→ WHAT YOU ARE ASKED TO DO
Your response should consist of one number, the count of lines below that contain "diagnóstico".

→ SOURCE DATA
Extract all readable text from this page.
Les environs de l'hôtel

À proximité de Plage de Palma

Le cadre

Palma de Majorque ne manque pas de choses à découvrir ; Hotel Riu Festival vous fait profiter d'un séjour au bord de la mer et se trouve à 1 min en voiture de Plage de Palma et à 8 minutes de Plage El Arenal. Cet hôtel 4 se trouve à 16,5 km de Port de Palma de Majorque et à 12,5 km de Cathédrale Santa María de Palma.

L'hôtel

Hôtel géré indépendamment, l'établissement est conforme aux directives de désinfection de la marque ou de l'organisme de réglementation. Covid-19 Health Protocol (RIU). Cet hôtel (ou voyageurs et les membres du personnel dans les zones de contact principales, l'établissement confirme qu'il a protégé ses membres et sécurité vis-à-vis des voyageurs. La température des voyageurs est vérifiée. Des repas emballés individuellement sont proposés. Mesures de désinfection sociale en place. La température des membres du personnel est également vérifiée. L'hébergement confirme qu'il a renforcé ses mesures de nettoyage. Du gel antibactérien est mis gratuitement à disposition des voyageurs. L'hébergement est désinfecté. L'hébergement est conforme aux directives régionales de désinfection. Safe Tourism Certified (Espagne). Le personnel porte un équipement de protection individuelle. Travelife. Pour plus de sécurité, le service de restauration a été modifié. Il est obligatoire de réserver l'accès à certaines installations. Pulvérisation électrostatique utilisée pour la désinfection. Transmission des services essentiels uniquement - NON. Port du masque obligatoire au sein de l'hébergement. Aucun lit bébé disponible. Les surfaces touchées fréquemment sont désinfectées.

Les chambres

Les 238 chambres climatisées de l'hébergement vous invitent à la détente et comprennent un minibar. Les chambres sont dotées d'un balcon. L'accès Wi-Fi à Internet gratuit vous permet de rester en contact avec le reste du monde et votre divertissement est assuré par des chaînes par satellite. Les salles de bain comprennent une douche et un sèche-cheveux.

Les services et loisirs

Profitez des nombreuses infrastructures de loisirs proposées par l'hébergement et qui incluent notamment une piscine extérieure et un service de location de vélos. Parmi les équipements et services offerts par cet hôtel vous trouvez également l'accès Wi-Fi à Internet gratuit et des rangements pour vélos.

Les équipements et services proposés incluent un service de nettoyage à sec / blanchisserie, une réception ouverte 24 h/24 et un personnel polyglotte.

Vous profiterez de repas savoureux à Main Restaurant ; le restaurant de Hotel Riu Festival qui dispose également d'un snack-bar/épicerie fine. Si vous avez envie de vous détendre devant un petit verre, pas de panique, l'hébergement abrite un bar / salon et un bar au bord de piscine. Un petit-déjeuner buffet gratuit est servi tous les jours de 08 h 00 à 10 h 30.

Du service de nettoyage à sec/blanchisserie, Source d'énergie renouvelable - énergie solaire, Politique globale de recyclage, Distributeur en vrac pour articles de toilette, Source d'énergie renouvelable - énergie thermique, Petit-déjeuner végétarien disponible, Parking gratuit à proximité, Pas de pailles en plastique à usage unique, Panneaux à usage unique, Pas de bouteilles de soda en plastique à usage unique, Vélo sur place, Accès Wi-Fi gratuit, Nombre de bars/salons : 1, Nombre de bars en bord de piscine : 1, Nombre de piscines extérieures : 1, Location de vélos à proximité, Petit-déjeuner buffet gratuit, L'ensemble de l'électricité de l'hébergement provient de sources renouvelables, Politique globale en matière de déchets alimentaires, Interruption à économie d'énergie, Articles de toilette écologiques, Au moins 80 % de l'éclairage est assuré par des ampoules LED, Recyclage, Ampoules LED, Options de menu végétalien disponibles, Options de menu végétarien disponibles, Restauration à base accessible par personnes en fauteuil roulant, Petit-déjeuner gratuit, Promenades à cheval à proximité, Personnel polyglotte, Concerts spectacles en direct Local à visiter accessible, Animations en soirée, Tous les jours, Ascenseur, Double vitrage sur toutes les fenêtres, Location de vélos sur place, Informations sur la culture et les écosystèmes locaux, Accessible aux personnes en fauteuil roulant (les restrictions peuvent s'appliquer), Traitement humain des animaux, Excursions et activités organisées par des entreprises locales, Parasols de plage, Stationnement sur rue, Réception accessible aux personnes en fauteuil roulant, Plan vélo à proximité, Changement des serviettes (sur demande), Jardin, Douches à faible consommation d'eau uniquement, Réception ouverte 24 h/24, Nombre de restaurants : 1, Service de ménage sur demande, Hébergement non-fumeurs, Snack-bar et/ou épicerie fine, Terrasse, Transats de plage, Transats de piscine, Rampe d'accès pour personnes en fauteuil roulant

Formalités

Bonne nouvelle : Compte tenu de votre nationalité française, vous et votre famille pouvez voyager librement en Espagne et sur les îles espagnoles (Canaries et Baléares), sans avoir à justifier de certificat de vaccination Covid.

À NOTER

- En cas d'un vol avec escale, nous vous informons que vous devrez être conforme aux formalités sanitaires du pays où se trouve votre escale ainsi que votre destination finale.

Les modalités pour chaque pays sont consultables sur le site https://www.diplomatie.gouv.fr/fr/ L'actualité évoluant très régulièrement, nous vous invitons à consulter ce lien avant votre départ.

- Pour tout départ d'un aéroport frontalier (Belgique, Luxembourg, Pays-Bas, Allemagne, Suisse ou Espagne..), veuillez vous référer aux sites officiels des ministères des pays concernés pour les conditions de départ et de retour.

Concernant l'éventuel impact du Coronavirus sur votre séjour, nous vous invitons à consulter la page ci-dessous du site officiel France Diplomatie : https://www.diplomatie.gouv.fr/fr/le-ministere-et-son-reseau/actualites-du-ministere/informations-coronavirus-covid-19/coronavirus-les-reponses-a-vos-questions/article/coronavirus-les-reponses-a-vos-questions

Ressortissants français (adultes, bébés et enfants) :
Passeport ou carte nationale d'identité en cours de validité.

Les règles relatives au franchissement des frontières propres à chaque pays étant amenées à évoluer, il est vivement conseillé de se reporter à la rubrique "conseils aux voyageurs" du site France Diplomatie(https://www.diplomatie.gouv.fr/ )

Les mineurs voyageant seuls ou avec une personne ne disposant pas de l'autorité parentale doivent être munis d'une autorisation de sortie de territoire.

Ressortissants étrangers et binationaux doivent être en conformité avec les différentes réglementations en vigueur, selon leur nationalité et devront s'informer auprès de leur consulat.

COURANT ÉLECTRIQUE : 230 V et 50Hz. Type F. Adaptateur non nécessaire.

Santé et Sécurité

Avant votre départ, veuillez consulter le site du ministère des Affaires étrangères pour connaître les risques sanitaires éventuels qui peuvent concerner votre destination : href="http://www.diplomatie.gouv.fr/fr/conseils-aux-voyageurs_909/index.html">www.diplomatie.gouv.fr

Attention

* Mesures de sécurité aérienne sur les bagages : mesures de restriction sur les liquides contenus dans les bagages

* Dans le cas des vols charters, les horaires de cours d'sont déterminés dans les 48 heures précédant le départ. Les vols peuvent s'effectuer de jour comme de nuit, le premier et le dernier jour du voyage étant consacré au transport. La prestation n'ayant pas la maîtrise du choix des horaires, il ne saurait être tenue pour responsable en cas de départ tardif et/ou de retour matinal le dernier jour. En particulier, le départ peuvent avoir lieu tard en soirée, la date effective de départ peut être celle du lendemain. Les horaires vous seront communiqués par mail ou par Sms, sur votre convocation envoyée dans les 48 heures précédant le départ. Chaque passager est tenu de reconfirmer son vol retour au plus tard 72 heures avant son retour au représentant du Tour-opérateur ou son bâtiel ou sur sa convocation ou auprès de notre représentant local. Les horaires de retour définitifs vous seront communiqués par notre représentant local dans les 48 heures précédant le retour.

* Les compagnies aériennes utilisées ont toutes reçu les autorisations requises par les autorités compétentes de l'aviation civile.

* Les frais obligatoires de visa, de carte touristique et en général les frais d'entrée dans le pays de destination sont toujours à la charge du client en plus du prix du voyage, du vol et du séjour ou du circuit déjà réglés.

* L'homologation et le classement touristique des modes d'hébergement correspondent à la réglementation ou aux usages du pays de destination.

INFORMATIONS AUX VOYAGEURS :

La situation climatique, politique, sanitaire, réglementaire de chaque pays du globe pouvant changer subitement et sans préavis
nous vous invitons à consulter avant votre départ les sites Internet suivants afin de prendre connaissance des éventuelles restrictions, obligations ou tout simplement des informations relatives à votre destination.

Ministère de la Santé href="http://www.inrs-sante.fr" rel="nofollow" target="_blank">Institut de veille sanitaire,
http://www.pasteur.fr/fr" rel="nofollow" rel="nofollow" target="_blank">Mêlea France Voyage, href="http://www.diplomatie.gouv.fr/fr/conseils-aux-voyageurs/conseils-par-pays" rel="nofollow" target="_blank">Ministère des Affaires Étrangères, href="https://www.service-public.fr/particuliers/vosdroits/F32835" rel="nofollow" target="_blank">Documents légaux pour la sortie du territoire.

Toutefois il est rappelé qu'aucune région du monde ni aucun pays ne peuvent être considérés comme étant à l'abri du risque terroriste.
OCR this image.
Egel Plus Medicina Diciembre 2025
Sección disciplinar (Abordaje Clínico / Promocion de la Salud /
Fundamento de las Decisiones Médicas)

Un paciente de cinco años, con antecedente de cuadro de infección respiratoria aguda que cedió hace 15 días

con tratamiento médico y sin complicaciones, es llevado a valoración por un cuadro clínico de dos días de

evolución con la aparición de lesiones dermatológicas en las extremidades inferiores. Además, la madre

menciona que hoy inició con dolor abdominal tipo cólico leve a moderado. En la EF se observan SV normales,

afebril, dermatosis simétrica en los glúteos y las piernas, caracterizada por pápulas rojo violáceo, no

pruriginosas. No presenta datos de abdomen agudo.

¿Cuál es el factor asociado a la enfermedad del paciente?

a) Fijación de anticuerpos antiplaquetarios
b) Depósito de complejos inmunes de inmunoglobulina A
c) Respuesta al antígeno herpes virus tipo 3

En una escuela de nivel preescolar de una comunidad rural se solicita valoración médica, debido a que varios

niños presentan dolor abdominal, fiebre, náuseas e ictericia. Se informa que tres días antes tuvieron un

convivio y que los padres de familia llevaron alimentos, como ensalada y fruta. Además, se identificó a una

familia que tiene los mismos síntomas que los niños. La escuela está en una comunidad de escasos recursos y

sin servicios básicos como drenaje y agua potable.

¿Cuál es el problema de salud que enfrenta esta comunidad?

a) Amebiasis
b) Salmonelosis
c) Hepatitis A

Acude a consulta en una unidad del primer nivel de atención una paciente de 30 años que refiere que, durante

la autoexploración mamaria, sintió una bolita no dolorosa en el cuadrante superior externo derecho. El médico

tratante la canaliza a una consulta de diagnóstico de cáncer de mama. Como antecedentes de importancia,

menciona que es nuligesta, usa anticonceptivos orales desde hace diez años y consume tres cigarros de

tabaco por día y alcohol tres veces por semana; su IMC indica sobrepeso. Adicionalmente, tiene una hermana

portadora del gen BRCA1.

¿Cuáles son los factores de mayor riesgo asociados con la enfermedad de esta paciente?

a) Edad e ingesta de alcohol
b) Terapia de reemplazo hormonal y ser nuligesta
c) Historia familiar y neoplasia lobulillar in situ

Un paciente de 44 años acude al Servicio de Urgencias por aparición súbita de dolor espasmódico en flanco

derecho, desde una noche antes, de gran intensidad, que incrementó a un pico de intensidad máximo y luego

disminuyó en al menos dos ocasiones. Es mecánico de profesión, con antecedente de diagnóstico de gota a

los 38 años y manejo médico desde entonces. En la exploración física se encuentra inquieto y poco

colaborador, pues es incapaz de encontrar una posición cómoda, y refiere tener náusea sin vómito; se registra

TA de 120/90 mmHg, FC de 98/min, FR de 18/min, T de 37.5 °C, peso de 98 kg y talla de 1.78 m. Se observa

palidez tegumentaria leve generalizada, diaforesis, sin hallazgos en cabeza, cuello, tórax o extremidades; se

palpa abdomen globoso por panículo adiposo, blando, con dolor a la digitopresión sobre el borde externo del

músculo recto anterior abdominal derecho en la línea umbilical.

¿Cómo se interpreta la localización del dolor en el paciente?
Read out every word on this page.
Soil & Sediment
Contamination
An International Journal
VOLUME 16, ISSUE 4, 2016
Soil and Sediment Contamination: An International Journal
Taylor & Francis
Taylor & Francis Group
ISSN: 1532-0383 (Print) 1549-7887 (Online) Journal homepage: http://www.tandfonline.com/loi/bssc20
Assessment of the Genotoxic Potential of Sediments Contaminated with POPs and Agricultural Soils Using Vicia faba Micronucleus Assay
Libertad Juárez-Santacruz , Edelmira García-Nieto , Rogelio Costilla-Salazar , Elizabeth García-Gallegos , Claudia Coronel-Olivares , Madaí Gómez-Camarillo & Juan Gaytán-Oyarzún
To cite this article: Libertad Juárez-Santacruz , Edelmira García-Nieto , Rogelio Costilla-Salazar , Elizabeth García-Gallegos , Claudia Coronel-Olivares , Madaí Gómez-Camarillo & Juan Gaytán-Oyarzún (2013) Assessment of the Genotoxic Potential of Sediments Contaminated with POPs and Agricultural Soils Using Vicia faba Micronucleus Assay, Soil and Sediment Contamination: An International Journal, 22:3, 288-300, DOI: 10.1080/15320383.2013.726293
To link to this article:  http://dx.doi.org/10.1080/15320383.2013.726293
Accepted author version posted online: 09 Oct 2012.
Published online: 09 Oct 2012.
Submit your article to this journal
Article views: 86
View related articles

→ TASK ANSWER
2